ARCHITECTURE REVUES D'
1840-1900 : l'âge d'or de la presse architecturale
César Daly (1811-1894) et la « Revue générale de l'architecture et des travaux publics » (1840-1890)
Malgré la tentative de T. Morisot, la presse architecturale française demeure inadaptée aux exigences des lecteurs ainsi qu'aux nouvelles tendances de l'architecture. Un instrument vraiment moderne, efficace, restait à créer. C'est ce que fait l'architecte César Daly, ancien disciple de Fourier et élève de Félix Duban, lorsqu'il fonde la Revue générale de l'architecture et des travaux publics (prospectus et spécimen en 1839). S'il réussit là où les autres ont échoué, c'est qu'il accompagne son projet d'une réflexion sur la fonction de la presse et conçoit son périodique comme un moyen d'information adapté à la nature de cette information. Dès l'introduction, qu'il rédige en 1840, les grandes lignes de la politique éditoriale, qui assurera la cohésion des quarante-cinq volumes de la Revue générale de l'architecture, sont en place. Après avoir rappelé combien le progrès de l'humanité était lié au développement de l'architecture et des travaux publics, Daly constate qu'en cette première moitié du siècle l'art de bâtir est en pleine stagnation du fait de l'isolement des constructeurs : « C'est la facilité de communication, c'est l'unité qui manque. » Une publication périodique doit donc servir de lien entre les hommes du métier en rassemblant un savoir éparpillé pour, ensuite, le redistribuer. La Revue générale, qui s'adresse aux architectes, aux archéologues, aux ingénieurs, aux industriels et aux propriétaires, fait appel à leur collaboration et s'ouvre à l'histoire, à la science et à l'esthétique « en vue d'un effet utile qui est le progrès pratique et réel de l'art de bâtir » (Introduction, 1840, col. 6).
Pour donner plus d'efficacité à cet instrument professionnel, Daly adopte une mise en pages claire ; le texte, réparti sur deux colonnes et fréquemment illustré de gravures sur bois, est organisé en quatre rubriques fixes : histoire, théorie, pratique et mélanges. Le format, 26 × 34, permet des illustrations hors texte de grande dimension facilitant la reproduction de détails en grandeur d'exécution et la publication de planches de parallèles (réunion sur une même planche des différents projets ou réalisations d'un même programme). Pour ces figures, Daly choisit la gravure sur acier récemment importée d'Angleterre. Cette technique, qui permet un tirage de plusieurs milliers d'exemplaires sans altération du trait (la Revue générale tirait 2 500 exemplaires en 1869), habilement maîtrisée par des graveurs de talent (en particulier L. Roux et J. J. Huguenet), convient parfaitement à une revue qui se veut avant tout technique et entend publier des planches d'une extrême précision. De nombreuses chromolithographies restituent la couleur des œuvres reproduites et témoignent du soutien de la presse au courant favorable à l'architecture polychrome.

» Travail à faire:
[A] Résumez sous forme de liste le paragraphe de l'extrait qui commence par « Pour donner plus d'efficacité ». Conservez ses faits principaux.
[B] D'après l'extrait, de quel architecte César Daly avait-il été l'élève ?

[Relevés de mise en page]
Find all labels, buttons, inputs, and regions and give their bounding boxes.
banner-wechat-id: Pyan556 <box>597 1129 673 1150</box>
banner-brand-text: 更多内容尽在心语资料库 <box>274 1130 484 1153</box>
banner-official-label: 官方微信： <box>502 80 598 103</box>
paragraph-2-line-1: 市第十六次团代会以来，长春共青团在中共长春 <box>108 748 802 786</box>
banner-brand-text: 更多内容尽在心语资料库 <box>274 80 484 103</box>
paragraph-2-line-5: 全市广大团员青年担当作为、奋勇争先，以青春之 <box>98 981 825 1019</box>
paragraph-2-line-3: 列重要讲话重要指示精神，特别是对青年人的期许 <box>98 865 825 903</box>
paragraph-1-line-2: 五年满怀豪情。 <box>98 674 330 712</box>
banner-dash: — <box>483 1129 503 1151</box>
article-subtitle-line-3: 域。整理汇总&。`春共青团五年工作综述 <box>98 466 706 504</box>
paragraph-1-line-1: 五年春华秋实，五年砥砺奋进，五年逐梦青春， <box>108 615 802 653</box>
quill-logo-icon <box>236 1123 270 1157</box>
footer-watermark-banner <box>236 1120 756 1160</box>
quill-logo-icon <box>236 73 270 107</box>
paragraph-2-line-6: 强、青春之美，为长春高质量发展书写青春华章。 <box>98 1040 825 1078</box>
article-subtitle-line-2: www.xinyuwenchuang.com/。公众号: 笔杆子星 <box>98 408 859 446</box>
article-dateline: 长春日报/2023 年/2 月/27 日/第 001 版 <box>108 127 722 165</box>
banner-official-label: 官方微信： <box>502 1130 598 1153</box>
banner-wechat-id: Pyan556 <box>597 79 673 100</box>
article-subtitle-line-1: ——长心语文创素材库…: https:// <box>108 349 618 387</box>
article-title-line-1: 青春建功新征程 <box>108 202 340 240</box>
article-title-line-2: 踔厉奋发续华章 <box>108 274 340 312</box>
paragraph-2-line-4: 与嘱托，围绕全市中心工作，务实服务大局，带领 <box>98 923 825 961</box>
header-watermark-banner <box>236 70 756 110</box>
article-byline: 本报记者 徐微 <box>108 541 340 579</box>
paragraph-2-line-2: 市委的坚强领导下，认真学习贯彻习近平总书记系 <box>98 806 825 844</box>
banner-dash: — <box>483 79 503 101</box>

» Corrigé par tâche:
[A]
- Mise en pages claire : texte sur deux colonnes, souvent illustré de gravures sur bois.
- Quatre rubriques fixes : histoire, théorie, pratique et mélanges.
- Format 26 × 34, qui permet de grandes illustrations hors texte, notamment des détails en grandeur d'exécution et des planches de parallèles.
- Gravure sur acier, récemment importée d'Angleterre, pour ces figures. Elle permet un tirage de plusieurs milliers d'exemplaires sans altération du trait (2 500 exemplaires en 1869) et est maîtrisée par des graveurs de talent comme L. Roux et J. J. Huguenet.
- Nombreuses chromolithographies, qui restituent la couleur des œuvres et témoignent du soutien de la presse à l'architecture polychrome.

[B] Il avait été l'élève de Félix Duban.